# THE TASK
Your answer should be a single number: the count of lines that include the word "大坑東道".

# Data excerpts
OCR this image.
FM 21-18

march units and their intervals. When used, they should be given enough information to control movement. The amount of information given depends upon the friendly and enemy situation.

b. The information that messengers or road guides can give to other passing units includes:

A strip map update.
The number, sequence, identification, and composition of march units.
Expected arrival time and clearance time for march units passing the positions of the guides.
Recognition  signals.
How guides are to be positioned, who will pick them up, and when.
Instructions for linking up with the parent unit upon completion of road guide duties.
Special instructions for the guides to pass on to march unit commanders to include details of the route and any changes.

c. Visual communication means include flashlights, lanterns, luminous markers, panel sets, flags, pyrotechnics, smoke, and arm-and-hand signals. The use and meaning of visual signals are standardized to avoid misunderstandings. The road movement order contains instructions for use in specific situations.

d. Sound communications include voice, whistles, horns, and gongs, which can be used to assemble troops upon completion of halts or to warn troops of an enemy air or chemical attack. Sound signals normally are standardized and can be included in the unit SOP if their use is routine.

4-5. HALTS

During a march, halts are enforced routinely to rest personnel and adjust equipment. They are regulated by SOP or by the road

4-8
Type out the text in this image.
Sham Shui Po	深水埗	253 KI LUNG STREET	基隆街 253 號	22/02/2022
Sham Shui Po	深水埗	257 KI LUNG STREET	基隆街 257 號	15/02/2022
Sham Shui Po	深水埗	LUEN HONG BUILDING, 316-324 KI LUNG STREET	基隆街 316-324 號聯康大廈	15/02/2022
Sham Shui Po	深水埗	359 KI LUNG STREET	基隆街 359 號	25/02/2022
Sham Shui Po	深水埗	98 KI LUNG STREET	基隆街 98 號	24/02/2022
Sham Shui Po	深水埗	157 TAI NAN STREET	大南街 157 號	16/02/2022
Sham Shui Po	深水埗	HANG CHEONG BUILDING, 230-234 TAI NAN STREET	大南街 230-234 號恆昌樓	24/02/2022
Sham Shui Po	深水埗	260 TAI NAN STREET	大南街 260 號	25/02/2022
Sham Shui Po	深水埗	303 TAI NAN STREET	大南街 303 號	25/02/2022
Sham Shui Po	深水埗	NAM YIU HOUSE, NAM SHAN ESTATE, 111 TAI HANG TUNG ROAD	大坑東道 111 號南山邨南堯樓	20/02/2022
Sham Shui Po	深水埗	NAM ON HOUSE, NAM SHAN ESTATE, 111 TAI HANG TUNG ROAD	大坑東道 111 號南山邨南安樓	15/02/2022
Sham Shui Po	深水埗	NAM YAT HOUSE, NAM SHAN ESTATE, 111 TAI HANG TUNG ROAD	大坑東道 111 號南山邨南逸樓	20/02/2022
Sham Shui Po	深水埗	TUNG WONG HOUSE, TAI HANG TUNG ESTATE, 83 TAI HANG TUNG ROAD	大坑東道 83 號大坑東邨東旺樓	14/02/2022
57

# RESPONSE TO THE EXERCISE
4